Mario Socatelli, referente latinoamericano en el tema plantea que la sostenibilidad ya no es suficiente frente a la crisis global y propone un modelo turístico enfocado en restaurar ecosistemas, fortalecer comunidades y generar experiencias capaces de cambiar la relación entre el ser humano y la naturaleza.
Durante décadas, la industria turística construyó su discurso alrededor de la sostenibilidad. Hoteles ecológicos, reducción de residuos y certificaciones ambientales se convirtieron en parte de una narrativa que prometía equilibrar desarrollo económico y conservación. Sin embargo, para el especialista costarricense Mario Socatelli, ese modelo quedó corto frente a los desafíos ambientales y sociales que enfrenta actualmente el planeta.
El experto en desarrollo regenerativo considera que la humanidad atraviesa una crisis global que obliga a replantear la forma en que funcionan las actividades económicas, incluido el turismo. A su juicio, ya no basta con reducir impactos negativos o mantener un equilibrio; el reto ahora consiste en restaurar territorios, fortalecer la vida comunitaria y reconstruir la relación entre las personas y los ecosistemas.
“Es imposible sostener lo que no es sostenible”, afirma Socatelli al cuestionar un modelo de crecimiento ilimitado en un planeta con recursos finitos. Desde su perspectiva, la sostenibilidad turística terminó convirtiéndose en muchos casos en un accesorio de competitividad y mercadeo, más enfocado en la imagen ambiental que en una verdadera transformación estructural.
Por eso, el especialista prefiere hablar de “turismo con enfoque regenerativo” antes que de “turismo regenerativo” como una categoría aislada. Explica que no se trata de un tipo específico de turismo asociado únicamente a zonas rurales o naturales, sino de una nueva manera de entender y gestionar la actividad turística en cualquier territorio.
La propuesta regenerativa busca integrar a comunidades, empresas, instituciones y visitantes dentro de una visión sistémica donde el territorio sea entendido como un organismo vivo. En ese modelo, el éxito del turismo no se mide exclusivamente por la cantidad de visitantes o la generación de ingresos, sino por la capacidad de crear bienestar social, cultural, ambiental y económico de largo plazo.

Socatelli sostiene que las nuevas generaciones muestran cada vez más interés por experiencias con sentido profundo, capaces de generar conexión emocional y transformación personal. Bajo esta visión, el visitante deja de ser un espectador pasivo para convertirse en un actor activo de la experiencia turística, estableciendo vínculos reales con las comunidades anfitrionas y con la naturaleza.

• **MATERIAL PROPORCIONADO**

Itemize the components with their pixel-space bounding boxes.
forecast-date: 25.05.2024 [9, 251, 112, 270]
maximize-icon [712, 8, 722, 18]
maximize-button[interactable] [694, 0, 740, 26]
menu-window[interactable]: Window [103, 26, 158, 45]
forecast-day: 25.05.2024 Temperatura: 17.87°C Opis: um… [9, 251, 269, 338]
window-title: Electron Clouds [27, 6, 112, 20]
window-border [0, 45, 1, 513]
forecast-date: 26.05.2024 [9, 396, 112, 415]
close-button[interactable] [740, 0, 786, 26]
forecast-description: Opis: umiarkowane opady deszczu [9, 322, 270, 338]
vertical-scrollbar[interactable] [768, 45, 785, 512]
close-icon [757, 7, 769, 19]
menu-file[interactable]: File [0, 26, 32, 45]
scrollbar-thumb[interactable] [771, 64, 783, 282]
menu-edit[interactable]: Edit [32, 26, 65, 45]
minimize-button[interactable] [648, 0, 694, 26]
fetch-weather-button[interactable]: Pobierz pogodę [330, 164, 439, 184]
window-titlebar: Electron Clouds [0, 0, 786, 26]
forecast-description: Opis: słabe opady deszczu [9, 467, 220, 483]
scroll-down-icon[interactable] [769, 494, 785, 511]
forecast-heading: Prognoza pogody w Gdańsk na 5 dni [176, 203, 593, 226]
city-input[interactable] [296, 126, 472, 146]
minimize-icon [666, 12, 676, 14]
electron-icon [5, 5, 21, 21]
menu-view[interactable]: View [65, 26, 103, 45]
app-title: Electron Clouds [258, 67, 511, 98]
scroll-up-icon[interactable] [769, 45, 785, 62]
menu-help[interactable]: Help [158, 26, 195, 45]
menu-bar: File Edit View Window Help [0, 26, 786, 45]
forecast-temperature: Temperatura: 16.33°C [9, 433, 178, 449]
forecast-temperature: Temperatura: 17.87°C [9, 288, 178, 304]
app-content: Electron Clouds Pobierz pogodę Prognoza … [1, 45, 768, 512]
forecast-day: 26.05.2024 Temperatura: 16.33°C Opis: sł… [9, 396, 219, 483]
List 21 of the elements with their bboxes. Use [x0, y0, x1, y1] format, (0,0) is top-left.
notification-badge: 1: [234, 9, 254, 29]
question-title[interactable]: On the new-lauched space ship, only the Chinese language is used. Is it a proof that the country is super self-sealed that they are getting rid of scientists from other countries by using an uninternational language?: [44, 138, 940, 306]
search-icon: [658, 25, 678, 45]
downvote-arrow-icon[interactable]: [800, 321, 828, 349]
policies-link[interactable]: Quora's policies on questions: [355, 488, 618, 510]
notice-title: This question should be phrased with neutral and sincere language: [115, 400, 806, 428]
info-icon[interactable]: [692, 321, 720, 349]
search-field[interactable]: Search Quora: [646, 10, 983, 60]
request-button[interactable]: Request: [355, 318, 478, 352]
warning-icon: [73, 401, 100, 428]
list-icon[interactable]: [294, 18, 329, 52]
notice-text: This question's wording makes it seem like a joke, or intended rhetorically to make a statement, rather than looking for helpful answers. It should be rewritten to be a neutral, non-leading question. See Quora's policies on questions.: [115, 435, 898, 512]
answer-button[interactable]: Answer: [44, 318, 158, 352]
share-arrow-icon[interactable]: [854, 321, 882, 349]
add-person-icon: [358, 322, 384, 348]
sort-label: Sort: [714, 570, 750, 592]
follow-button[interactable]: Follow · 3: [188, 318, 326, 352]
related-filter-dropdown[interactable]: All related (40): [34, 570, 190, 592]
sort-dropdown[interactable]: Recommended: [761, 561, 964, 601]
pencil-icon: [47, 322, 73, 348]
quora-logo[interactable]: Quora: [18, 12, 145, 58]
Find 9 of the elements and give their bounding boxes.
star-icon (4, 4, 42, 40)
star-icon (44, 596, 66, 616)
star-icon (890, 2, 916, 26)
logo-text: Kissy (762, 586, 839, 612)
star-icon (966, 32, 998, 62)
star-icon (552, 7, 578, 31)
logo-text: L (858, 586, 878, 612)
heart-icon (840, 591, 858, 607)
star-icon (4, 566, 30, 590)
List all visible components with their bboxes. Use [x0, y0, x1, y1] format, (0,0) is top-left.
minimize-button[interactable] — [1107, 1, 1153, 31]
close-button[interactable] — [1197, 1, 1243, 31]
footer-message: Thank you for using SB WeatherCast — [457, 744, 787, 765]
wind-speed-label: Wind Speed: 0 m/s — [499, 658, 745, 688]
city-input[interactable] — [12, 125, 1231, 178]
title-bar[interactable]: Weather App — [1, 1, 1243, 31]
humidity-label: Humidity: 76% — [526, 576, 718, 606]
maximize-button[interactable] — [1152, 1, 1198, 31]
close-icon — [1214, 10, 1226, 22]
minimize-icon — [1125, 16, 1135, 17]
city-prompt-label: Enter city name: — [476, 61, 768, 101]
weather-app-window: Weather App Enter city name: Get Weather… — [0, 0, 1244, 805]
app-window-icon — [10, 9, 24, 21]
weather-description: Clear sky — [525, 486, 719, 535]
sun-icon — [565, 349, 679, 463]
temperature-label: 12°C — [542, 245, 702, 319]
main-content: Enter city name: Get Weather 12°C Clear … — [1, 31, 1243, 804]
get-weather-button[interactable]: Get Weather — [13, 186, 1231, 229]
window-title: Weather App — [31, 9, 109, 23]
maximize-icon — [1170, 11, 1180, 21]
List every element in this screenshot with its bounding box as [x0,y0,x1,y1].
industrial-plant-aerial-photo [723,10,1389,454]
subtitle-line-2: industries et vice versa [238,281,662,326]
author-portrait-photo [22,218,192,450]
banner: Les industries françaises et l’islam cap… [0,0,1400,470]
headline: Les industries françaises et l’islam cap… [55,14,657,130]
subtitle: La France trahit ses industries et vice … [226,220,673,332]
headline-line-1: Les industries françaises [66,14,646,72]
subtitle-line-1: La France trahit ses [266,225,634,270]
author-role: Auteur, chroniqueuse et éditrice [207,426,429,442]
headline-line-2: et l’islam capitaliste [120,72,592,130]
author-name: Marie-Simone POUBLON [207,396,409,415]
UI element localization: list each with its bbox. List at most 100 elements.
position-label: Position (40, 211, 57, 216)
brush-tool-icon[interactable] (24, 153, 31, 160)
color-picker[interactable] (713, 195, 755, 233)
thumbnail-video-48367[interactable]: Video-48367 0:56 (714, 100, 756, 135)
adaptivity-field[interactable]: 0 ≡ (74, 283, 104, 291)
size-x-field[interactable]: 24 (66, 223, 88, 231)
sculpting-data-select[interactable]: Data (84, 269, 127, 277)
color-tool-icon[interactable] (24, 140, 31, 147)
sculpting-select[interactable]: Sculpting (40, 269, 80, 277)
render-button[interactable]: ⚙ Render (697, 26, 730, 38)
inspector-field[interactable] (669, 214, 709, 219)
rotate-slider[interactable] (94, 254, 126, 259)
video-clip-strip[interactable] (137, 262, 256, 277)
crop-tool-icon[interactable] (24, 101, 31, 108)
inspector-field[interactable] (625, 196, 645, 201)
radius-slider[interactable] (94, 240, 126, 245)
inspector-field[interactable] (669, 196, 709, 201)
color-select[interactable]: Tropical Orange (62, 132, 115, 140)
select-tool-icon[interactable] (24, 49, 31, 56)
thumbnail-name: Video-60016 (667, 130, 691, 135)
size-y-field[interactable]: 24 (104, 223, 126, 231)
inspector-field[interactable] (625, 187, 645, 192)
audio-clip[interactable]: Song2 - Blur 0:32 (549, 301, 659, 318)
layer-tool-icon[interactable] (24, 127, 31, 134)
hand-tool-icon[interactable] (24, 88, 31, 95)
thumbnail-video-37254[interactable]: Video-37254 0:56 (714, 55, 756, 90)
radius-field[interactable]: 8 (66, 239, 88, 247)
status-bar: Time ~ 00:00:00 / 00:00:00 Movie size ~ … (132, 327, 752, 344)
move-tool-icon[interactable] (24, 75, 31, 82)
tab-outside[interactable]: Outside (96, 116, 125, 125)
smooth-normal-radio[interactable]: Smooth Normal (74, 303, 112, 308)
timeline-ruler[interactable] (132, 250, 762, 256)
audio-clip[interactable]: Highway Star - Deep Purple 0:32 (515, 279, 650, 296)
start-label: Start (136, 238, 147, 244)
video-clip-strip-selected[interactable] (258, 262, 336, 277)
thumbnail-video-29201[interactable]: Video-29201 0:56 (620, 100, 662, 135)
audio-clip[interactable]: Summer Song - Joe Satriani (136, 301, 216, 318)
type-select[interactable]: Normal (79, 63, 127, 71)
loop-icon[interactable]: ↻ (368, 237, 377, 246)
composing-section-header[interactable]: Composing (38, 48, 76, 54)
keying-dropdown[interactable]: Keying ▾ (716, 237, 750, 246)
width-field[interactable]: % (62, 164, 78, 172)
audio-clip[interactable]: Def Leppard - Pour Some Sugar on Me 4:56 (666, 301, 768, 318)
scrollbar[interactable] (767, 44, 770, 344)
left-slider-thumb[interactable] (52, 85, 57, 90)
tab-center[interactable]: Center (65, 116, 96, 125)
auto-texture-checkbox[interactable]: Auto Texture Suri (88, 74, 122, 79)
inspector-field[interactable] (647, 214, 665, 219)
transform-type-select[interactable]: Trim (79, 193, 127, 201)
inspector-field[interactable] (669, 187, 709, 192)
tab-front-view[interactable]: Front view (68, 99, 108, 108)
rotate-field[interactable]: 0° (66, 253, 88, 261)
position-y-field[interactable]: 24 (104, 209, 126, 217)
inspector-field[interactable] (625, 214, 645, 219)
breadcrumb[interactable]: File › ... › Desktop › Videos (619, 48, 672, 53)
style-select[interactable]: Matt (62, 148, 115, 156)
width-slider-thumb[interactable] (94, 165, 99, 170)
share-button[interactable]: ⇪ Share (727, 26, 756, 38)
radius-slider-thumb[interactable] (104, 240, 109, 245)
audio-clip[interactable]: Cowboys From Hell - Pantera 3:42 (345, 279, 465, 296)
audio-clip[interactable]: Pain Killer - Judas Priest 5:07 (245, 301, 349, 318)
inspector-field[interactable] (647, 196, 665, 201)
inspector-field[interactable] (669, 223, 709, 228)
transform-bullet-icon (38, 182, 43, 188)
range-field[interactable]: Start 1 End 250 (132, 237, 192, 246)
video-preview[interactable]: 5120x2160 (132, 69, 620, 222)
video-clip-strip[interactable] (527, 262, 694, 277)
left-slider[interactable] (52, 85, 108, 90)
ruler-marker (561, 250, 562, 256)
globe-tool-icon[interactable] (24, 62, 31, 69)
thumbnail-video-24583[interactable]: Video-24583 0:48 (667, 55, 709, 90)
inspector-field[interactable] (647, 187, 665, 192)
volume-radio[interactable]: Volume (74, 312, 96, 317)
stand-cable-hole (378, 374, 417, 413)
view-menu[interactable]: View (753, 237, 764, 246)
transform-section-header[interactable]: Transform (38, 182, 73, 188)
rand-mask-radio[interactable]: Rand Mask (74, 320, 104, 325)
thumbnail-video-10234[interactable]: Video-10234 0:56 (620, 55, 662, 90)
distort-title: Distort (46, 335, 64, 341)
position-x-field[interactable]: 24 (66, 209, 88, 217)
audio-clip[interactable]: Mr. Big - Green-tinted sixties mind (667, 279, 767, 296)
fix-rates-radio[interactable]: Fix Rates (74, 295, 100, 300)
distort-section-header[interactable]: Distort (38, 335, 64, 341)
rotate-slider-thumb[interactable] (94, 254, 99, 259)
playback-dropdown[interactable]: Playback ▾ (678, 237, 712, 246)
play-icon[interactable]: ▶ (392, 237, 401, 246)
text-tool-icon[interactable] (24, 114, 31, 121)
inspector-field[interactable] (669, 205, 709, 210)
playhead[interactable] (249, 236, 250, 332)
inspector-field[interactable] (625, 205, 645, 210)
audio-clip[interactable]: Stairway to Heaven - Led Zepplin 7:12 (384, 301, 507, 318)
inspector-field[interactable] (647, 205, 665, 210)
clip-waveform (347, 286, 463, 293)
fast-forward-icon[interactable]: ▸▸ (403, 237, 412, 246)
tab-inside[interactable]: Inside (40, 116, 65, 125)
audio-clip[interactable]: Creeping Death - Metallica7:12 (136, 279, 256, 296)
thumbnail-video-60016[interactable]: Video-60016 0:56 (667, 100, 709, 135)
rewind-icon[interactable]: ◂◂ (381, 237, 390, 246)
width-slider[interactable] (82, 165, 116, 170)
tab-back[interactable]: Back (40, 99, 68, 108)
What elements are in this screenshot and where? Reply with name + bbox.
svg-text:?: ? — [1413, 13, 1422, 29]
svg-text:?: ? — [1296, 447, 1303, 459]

• **TAREAS A REALIZAR**
a - Según el texto, ¿de qué país es Mario Socatelli?
b - En el modelo regenerativo que describe el texto, ¿qué tipos de bienestar sirven para medir el éxito del turismo? Nómbralos todos.
c - Di si cada afirmación coincide con el texto y cita las palabras que lo deciden:
(i) Socatelli prefiere hablar de "turismo regenerativo" como una categoría aislada.
(ii) Para Socatelli, el enfoque regenerativo no se limita a zonas rurales o naturales.
(iii) Según Socatelli, las nuevas generaciones pierden interés por las experiencias con sentido profundo.

• **LISTA DE RESPUESTAS**
a - Es costarricense.

b - Social, cultural, ambiental y económico.

c -
(i) No: «el especialista prefiere hablar de “turismo con enfoque regenerativo” antes que de “turismo regenerativo” como una categoría aislada».
(ii) Sí: «no se trata de un tipo específico de turismo asociado únicamente a zonas rurales o naturales, sino de una nueva manera de entender y gestionar la actividad turística en cualquier territorio».
(iii) No: «las nuevas generaciones muestran cada vez más interés por experiencias con sentido profundo».